What to work on: Using the listing below, extract each line that has the word "here" in it.

....

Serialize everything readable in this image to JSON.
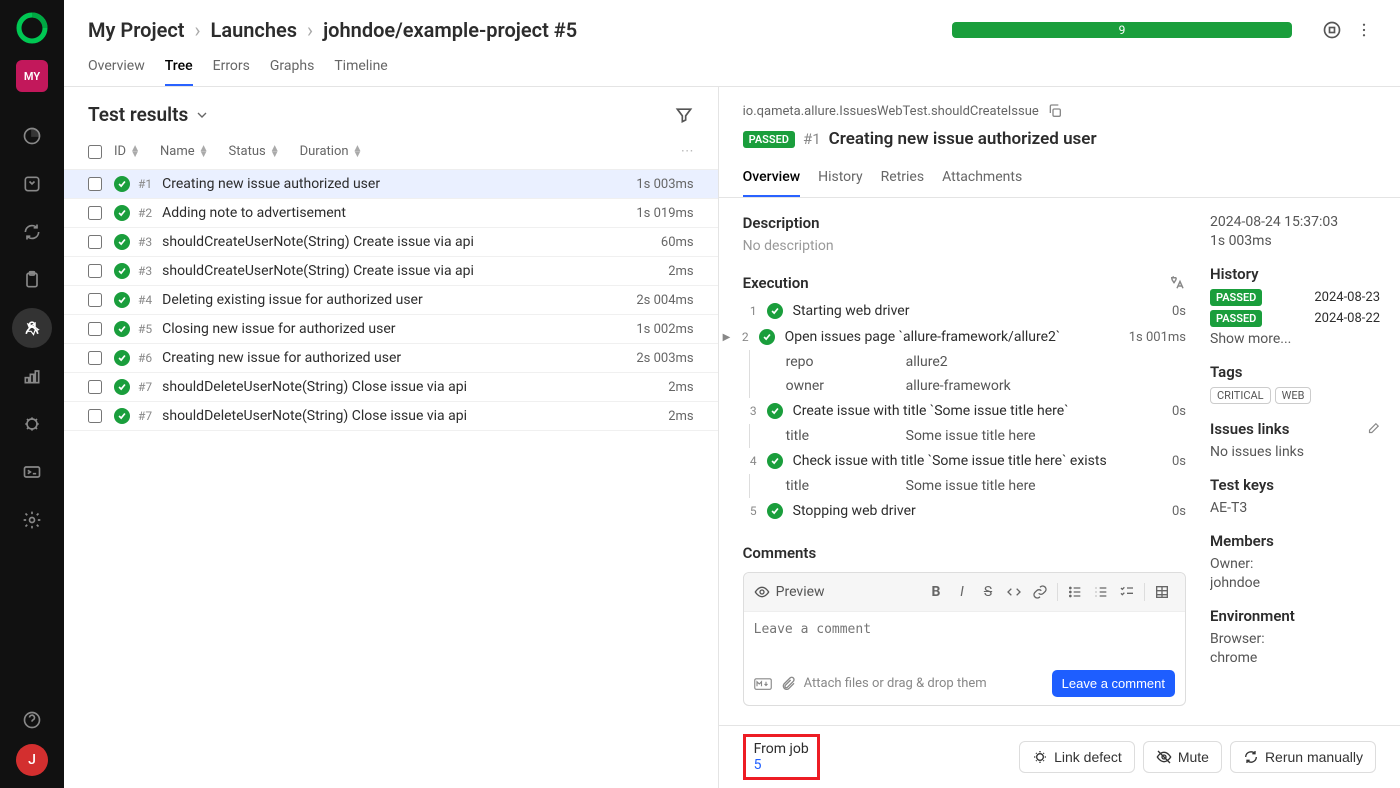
{
  "sidebar": {
    "project_badge": "MY",
    "avatar": "J"
  },
  "breadcrumb": {
    "project": "My Project",
    "section": "Launches",
    "launch": "johndoe/example-project #5"
  },
  "progress": {
    "count": "9"
  },
  "tabs": [
    "Overview",
    "Tree",
    "Errors",
    "Graphs",
    "Timeline"
  ],
  "left": {
    "title": "Test results",
    "columns": {
      "id": "ID",
      "name": "Name",
      "status": "Status",
      "duration": "Duration"
    }
  },
  "tests": [
    {
      "id": "#1",
      "name": "Creating new issue authorized user",
      "duration": "1s 003ms",
      "selected": true
    },
    {
      "id": "#2",
      "name": "Adding note to advertisement",
      "duration": "1s 019ms"
    },
    {
      "id": "#3",
      "name": "shouldCreateUserNote(String) Create issue via api",
      "duration": "60ms"
    },
    {
      "id": "#3",
      "name": "shouldCreateUserNote(String) Create issue via api",
      "duration": "2ms"
    },
    {
      "id": "#4",
      "name": "Deleting existing issue for authorized user",
      "duration": "2s 004ms"
    },
    {
      "id": "#5",
      "name": "Closing new issue for authorized user",
      "duration": "1s 002ms"
    },
    {
      "id": "#6",
      "name": "Creating new issue for authorized user",
      "duration": "2s 003ms"
    },
    {
      "id": "#7",
      "name": "shouldDeleteUserNote(String) Close issue via api",
      "duration": "2ms"
    },
    {
      "id": "#7",
      "name": "shouldDeleteUserNote(String) Close issue via api",
      "duration": "2ms"
    }
  ],
  "detail": {
    "path": "io.qameta.allure.IssuesWebTest.shouldCreateIssue",
    "status": "PASSED",
    "num": "#1",
    "title": "Creating new issue authorized user",
    "tabs": [
      "Overview",
      "History",
      "Retries",
      "Attachments"
    ],
    "description_label": "Description",
    "no_description": "No description",
    "execution_label": "Execution",
    "steps": [
      {
        "n": "1",
        "label": "Starting web driver",
        "dur": "0s"
      },
      {
        "n": "2",
        "label": "Open issues page `allure-framework/allure2`",
        "dur": "1s 001ms",
        "expandable": true,
        "params": [
          {
            "name": "repo",
            "value": "allure2"
          },
          {
            "name": "owner",
            "value": "allure-framework"
          }
        ]
      },
      {
        "n": "3",
        "label": "Create issue with title `Some issue title here`",
        "dur": "0s",
        "params": [
          {
            "name": "title",
            "value": "Some issue title here"
          }
        ]
      },
      {
        "n": "4",
        "label": "Check issue with title `Some issue title here` exists",
        "dur": "0s",
        "params": [
          {
            "name": "title",
            "value": "Some issue title here"
          }
        ]
      },
      {
        "n": "5",
        "label": "Stopping web driver",
        "dur": "0s"
      }
    ],
    "comments_label": "Comments",
    "preview_label": "Preview",
    "comment_placeholder": "Leave a comment",
    "attach_label": "Attach files or drag & drop them",
    "leave_comment_btn": "Leave a comment"
  },
  "side": {
    "timestamp": "2024-08-24 15:37:03",
    "duration": "1s 003ms",
    "history_label": "History",
    "history": [
      {
        "status": "PASSED",
        "date": "2024-08-23"
      },
      {
        "status": "PASSED",
        "date": "2024-08-22"
      }
    ],
    "show_more": "Show more...",
    "tags_label": "Tags",
    "tags": [
      "CRITICAL",
      "WEB"
    ],
    "issues_label": "Issues links",
    "no_issues": "No issues links",
    "testkeys_label": "Test keys",
    "testkeys": "AE-T3",
    "members_label": "Members",
    "owner_label": "Owner:",
    "owner_value": "johndoe",
    "env_label": "Environment",
    "browser_label": "Browser:",
    "browser_value": "chrome"
  },
  "footer": {
    "from_job": "From job",
    "job_num": "5",
    "link_defect": "Link defect",
    "mute": "Mute",
    "rerun": "Rerun manually"
  }
}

....

Right answer:
        "label": "Create issue with title `Some issue title here`",
            "value": "Some issue title here"
        "label": "Check issue with title `Some issue title here` exists",
            "value": "Some issue title here"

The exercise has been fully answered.